◆ Given problem
Copy the lines that follow, keeping every character the same.
==*==
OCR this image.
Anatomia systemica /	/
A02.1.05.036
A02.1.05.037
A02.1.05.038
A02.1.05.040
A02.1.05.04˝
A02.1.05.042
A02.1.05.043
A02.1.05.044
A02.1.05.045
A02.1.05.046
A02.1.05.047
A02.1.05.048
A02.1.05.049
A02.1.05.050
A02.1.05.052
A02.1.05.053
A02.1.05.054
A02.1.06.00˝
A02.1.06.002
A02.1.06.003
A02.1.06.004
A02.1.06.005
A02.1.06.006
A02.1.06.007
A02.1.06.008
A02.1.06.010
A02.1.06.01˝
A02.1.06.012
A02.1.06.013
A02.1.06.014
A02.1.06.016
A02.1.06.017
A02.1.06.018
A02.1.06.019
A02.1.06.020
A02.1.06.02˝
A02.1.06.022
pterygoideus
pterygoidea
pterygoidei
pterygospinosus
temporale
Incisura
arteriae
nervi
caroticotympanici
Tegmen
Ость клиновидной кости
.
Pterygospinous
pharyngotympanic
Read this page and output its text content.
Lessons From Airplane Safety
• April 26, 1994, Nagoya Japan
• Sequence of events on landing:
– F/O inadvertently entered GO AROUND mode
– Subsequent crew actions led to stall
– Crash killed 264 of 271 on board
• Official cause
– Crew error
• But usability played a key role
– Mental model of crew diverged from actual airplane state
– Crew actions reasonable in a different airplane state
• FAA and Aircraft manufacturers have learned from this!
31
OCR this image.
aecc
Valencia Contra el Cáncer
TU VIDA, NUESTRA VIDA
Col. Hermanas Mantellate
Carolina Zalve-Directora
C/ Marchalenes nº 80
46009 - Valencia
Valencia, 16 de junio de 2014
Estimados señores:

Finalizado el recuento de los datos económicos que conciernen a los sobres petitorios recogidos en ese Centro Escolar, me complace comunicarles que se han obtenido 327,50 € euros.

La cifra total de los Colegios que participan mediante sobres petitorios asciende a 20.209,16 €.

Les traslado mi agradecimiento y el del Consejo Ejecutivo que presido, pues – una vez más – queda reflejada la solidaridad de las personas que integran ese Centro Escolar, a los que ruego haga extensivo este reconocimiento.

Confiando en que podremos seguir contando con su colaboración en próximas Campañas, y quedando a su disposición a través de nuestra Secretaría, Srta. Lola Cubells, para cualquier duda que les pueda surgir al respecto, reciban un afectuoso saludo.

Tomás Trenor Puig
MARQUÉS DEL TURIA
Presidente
==*==
◆ The solution
OCR this image.
Anatomia systemica /	/
A02.1.05.036
A02.1.05.037
A02.1.05.038
A02.1.05.040
A02.1.05.04˝
A02.1.05.042
A02.1.05.043
A02.1.05.044
A02.1.05.045
A02.1.05.046
A02.1.05.047
A02.1.05.048
A02.1.05.049
A02.1.05.050
A02.1.05.052
A02.1.05.053
A02.1.05.054
A02.1.06.00˝
A02.1.06.002
A02.1.06.003
A02.1.06.004
A02.1.06.005
A02.1.06.006
A02.1.06.007
A02.1.06.008
A02.1.06.010
A02.1.06.01˝
A02.1.06.012
A02.1.06.013
A02.1.06.014
A02.1.06.016
A02.1.06.017
A02.1.06.018
A02.1.06.019
A02.1.06.020
A02.1.06.02˝
A02.1.06.022
pterygoideus
pterygoidea
pterygoidei
pterygospinosus
temporale
Incisura
arteriae
nervi
caroticotympanici
Tegmen
Ость клиновидной кости
.
Pterygospinous
pharyngotympanic
Read this page and output its text content.
Lessons From Airplane Safety
• April 26, 1994, Nagoya Japan
• Sequence of events on landing:
– F/O inadvertently entered GO AROUND mode
– Subsequent crew actions led to stall
– Crash killed 264 of 271 on board
• Official cause
– Crew error
• But usability played a key role
– Mental model of crew diverged from actual airplane state
– Crew actions reasonable in a different airplane state
• FAA and Aircraft manufacturers have learned from this!
31
OCR this image.
aecc
Valencia Contra el Cáncer
TU VIDA, NUESTRA VIDA
Col. Hermanas Mantellate
Carolina Zalve-Directora
C/ Marchalenes nº 80
46009 - Valencia
Valencia, 16 de junio de 2014
Estimados señores:

Finalizado el recuento de los datos económicos que conciernen a los sobres petitorios recogidos en ese Centro Escolar, me complace comunicarles que se han obtenido 327,50 € euros.

La cifra total de los Colegios que participan mediante sobres petitorios asciende a 20.209,16 €.

Les traslado mi agradecimiento y el del Consejo Ejecutivo que presido, pues – una vez más – queda reflejada la solidaridad de las personas que integran ese Centro Escolar, a los que ruego haga extensivo este reconocimiento.

Confiando en que podremos seguir contando con su colaboración en próximas Campañas, y quedando a su disposición a través de nuestra Secretaría, Srta. Lola Cubells, para cualquier duda que les pueda surgir al respecto, reciban un afectuoso saludo.

Tomás Trenor Puig
MARQUÉS DEL TURIA
Presidente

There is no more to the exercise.